| Stated problem |
Copy every line from the one that holds "Transcribe the text in this document." to the end of the records below, exactly and with nothing else, but without any pictures.

| Material supplied |
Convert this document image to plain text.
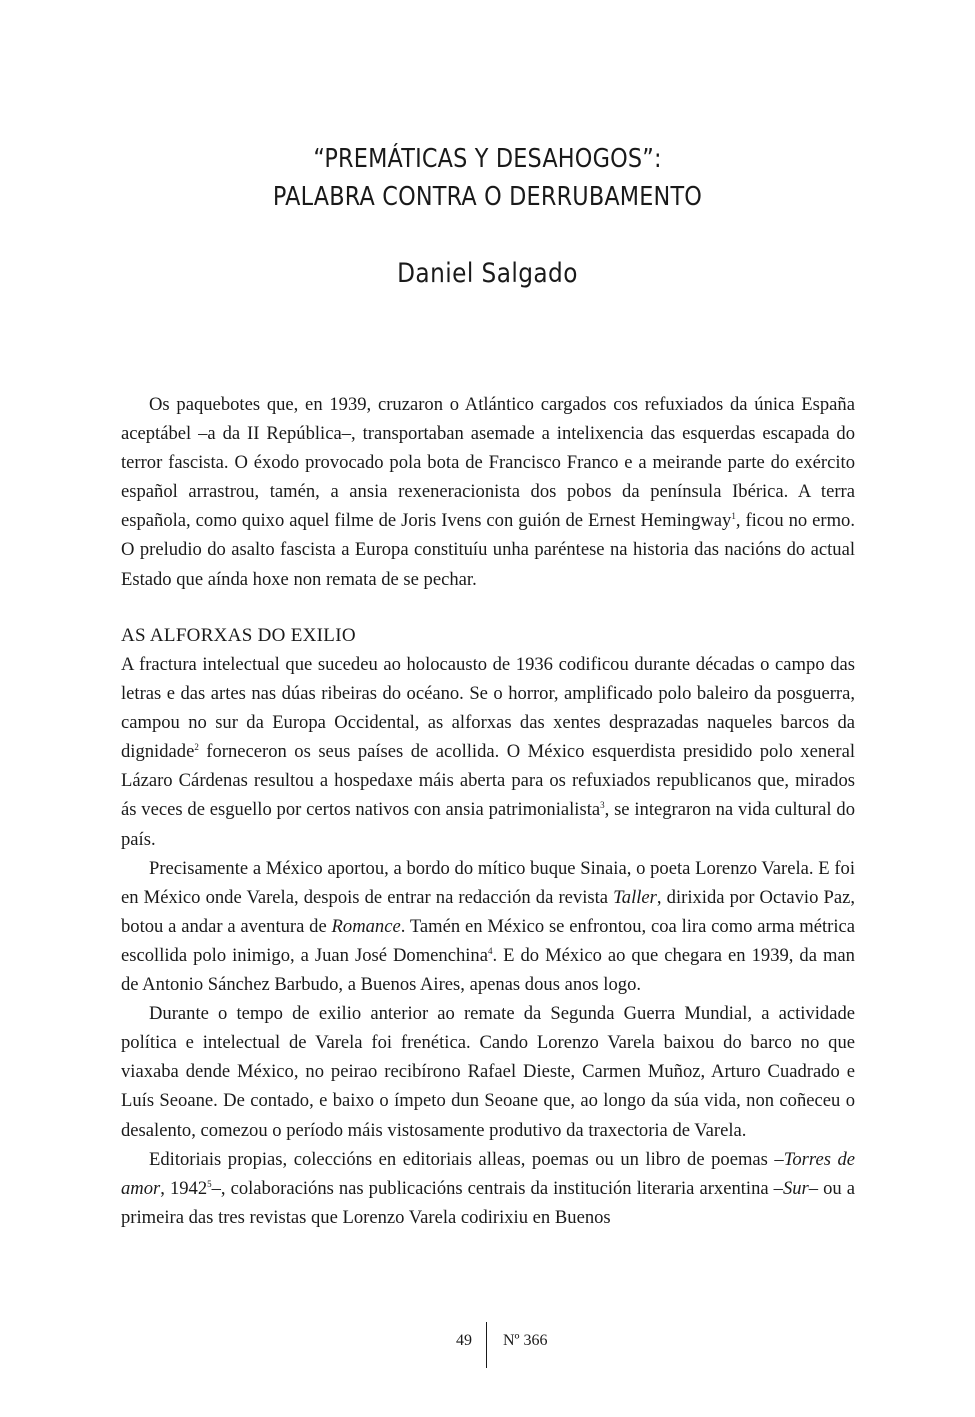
“PREMÁTICAS Y DESAHOGOS”:
PALABRA CONTRA O DERRUBAMENTO
Daniel Salgado

Os paquebotes que, en 1939, cruzaron o Atlántico cargados cos refuxiados da única España aceptábel –a da II República–, transportaban asemade a intelixencia das esquerdas escapada do terror fascista. O éxodo provocado pola bota de Francisco Franco e a meirande parte do exército español arrastrou, tamén, a ansia rexeneracionista dos pobos da península Ibérica. A terra española, como quixo aquel filme de Joris Ivens con guión de Ernest Hemingway$^1$, ficou no ermo. O preludio do asalto fascista a Europa constituíu unha paréntese na historia das nacións do actual Estado que aínda hoxe non remata de se pechar.

AS ALFORXAS DO EXILIO

A fractura intelectual que sucedeu ao holocausto de 1936 codificou durante décadas o campo das letras e das artes nas dúas ribeiras do océano. Se o horror, amplificado polo baleiro da posguerra, campou no sur da Europa Occidental, as alforxas das xentes desprazadas naqueles barcos da dignidade$^2$ forneceron os seus países de acollida. O México esquerdista presidido polo xeneral Lázaro Cárdenas resultou a hospedaxe máis aberta para os refuxiados republicanos que, mirados ás veces de esguello por certos nativos con ansia patrimonialista$^3$, se integraron na vida cultural do país.

Precisamente a México aportou, a bordo do mítico buque Sinaia, o poeta Lorenzo Varela. E foi en México onde Varela, despois de entrar na redacción da revista Taller, dirixida por Octavio Paz, botou a andar a aventura de Romance. Tamén en México se enfrontou, coa lira como arma métrica escollida polo inimigo, a Juan José Domenchina$^4$. E do México ao que chegara en 1939, da man de Antonio Sánchez Barbudo, a Buenos Aires, apenas dous anos logo.

Durante o tempo de exilio anterior ao remate da Segunda Guerra Mundial, a actividade política e intelectual de Varela foi frenética. Cando Lorenzo Varela baixou do barco no que viaxaba dende México, no peirao recibírono Rafael Dieste, Carmen Muñoz, Arturo Cuadrado e Luís Seoane. De contado, e baixo o ímpeto dun Seoane que, ao longo da súa vida, non coñeceu o desalento, comezou o período máis vistosamente produtivo da traxectoria de Varela.

Editoriais propias, coleccións en editoriais alleas, poemas ou un libro de poemas –Torres de amor, 1942$^5$–, colaboracións nas publicacións centrais da institución literaria arxentina –Sur– ou a primeira das tres revistas que Lorenzo Varela codirixiu en Buenos

49 Nº 366
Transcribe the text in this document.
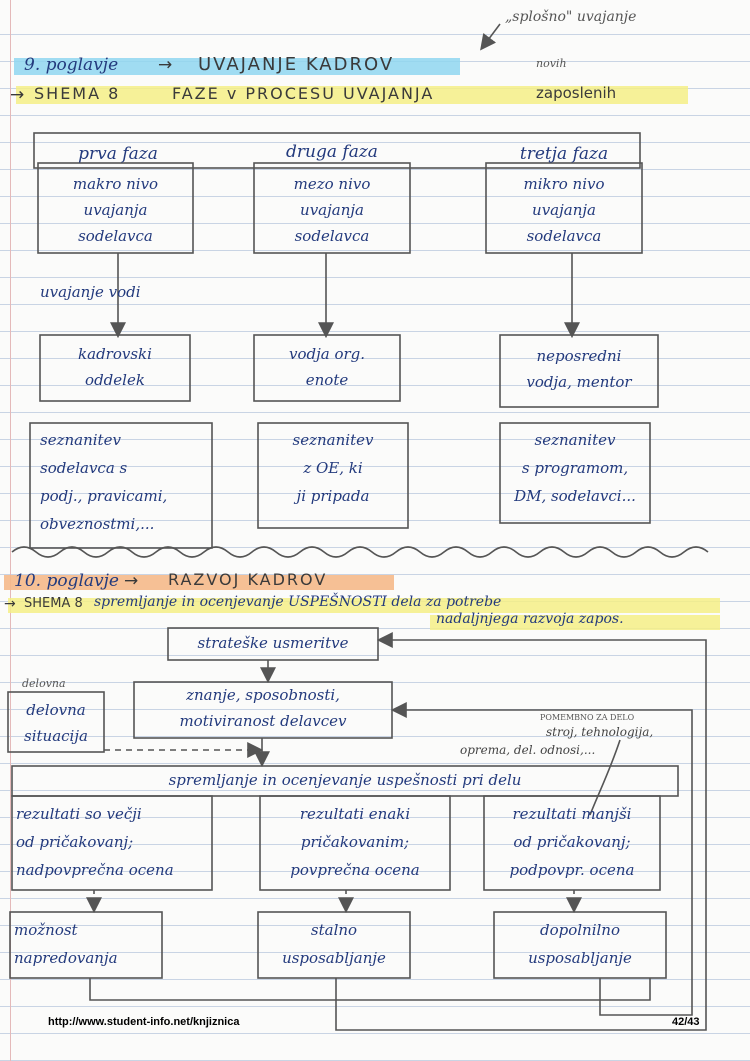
„splošno" uvajanje
9. poglavje → UVAJANJE KADROV
→ SHEMA 8	FAZE v PROCESU UVAJANJA
novih
zaposlenih
prva faza	druga faza	tretja faza
makro nivo
uvajanja
sodelavca
mezo nivo
uvajanja
sodelavca
mikro nivo
uvajanja
sodelavca
uvajanje vodi
kadrovski
oddelek
vodja org.
enote
neposredni
vodja, mentor
seznanitev
sodelavca s
podj., pravicami,
obveznostmi,...
seznanitev
z OE, ki
ji pripada
seznanitev
s programom,
DM, sodelavci...
10. poglavje → RAZVOJ KADROV
→ SHEMA 8 spremljanje in ocenjevanje USPEŠNOSTI dela za potrebe
nadaljnjega razvoja zapos.
strateške usmeritve
znanje, sposobnosti,
motiviranost delavcev
delovna
delovna
situacija
POMEMBNO ZA DELO
stroj, tehnologija,
oprema, del. odnosi,...
spremljanje in ocenjevanje uspešnosti pri delu
rezultati so večji
od pričakovanj;
nadpovprečna ocena
rezultati enaki
pričakovanim;
povprečna ocena
rezultati manjši
od pričakovanj;
podpovpr. ocena
možnost
napredovanja
stalno
usposabljanje
dopolnilno
usposabljanje
http://www.student-info.net/knjiznica	42/43
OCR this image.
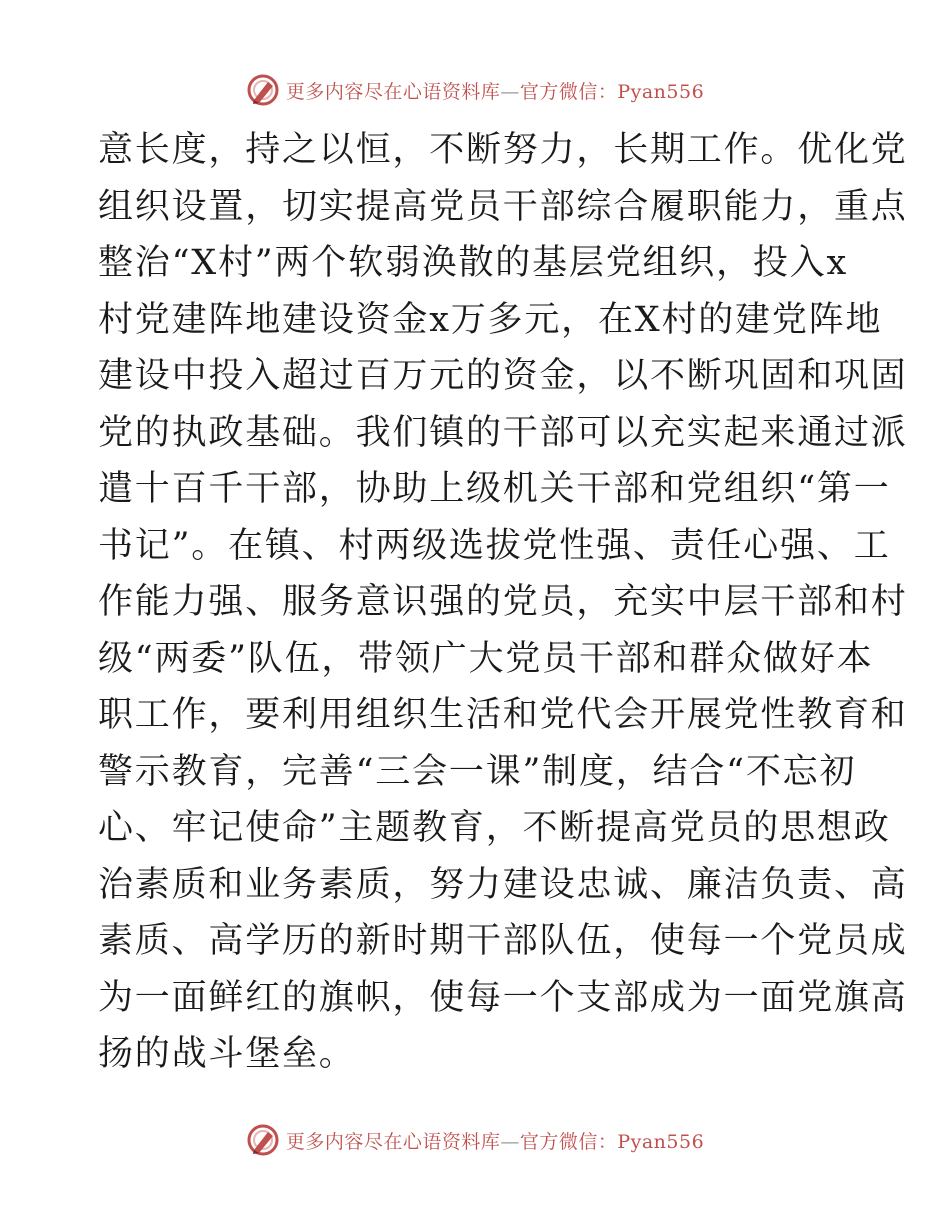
更多内容尽在心语资料库—官方微信：Pyan556
意长度，持之以恒，不断努力，长期工作。优化党
组织设置，切实提高党员干部综合履职能力，重点
整治“X村”两个软弱涣散的基层党组织，投入x
村党建阵地建设资金x万多元，在X村的建党阵地
建设中投入超过百万元的资金，以不断巩固和巩固
党的执政基础。我们镇的干部可以充实起来通过派
遣十百千干部，协助上级机关干部和党组织“第一
书记”。在镇、村两级选拔党性强、责任心强、工
作能力强、服务意识强的党员，充实中层干部和村
级“两委”队伍，带领广大党员干部和群众做好本
职工作，要利用组织生活和党代会开展党性教育和
警示教育，完善“三会一课”制度，结合“不忘初
心、牢记使命”主题教育，不断提高党员的思想政
治素质和业务素质，努力建设忠诚、廉洁负责、高
素质、高学历的新时期干部队伍，使每一个党员成
为一面鲜红的旗帜，使每一个支部成为一面党旗高
扬的战斗堡垒。
更多内容尽在心语资料库—官方微信：Pyan556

| Answer to this exercise |
Transcribe the text in this document.
„splošno" uvajanje
9. poglavje → UVAJANJE KADROV
→ SHEMA 8	FAZE v PROCESU UVAJANJA
novih
zaposlenih
prva faza	druga faza	tretja faza
makro nivo
uvajanja
sodelavca
mezo nivo
uvajanja
sodelavca
mikro nivo
uvajanja
sodelavca
uvajanje vodi
kadrovski
oddelek
vodja org.
enote
neposredni
vodja, mentor
seznanitev
sodelavca s
podj., pravicami,
obveznostmi,...
seznanitev
z OE, ki
ji pripada
seznanitev
s programom,
DM, sodelavci...
10. poglavje → RAZVOJ KADROV
→ SHEMA 8 spremljanje in ocenjevanje USPEŠNOSTI dela za potrebe
nadaljnjega razvoja zapos.
strateške usmeritve
znanje, sposobnosti,
motiviranost delavcev
delovna
delovna
situacija
POMEMBNO ZA DELO
stroj, tehnologija,
oprema, del. odnosi,...
spremljanje in ocenjevanje uspešnosti pri delu
rezultati so večji
od pričakovanj;
nadpovprečna ocena
rezultati enaki
pričakovanim;
povprečna ocena
rezultati manjši
od pričakovanj;
podpovpr. ocena
možnost
napredovanja
stalno
usposabljanje
dopolnilno
usposabljanje
http://www.student-info.net/knjiznica	42/43
OCR this image.
更多内容尽在心语资料库—官方微信：Pyan556
意长度，持之以恒，不断努力，长期工作。优化党
组织设置，切实提高党员干部综合履职能力，重点
整治“X村”两个软弱涣散的基层党组织，投入x
村党建阵地建设资金x万多元，在X村的建党阵地
建设中投入超过百万元的资金，以不断巩固和巩固
党的执政基础。我们镇的干部可以充实起来通过派
遣十百千干部，协助上级机关干部和党组织“第一
书记”。在镇、村两级选拔党性强、责任心强、工
作能力强、服务意识强的党员，充实中层干部和村
级“两委”队伍，带领广大党员干部和群众做好本
职工作，要利用组织生活和党代会开展党性教育和
警示教育，完善“三会一课”制度，结合“不忘初
心、牢记使命”主题教育，不断提高党员的思想政
治素质和业务素质，努力建设忠诚、廉洁负责、高
素质、高学历的新时期干部队伍，使每一个党员成
为一面鲜红的旗帜，使每一个支部成为一面党旗高
扬的战斗堡垒。
更多内容尽在心语资料库—官方微信：Pyan556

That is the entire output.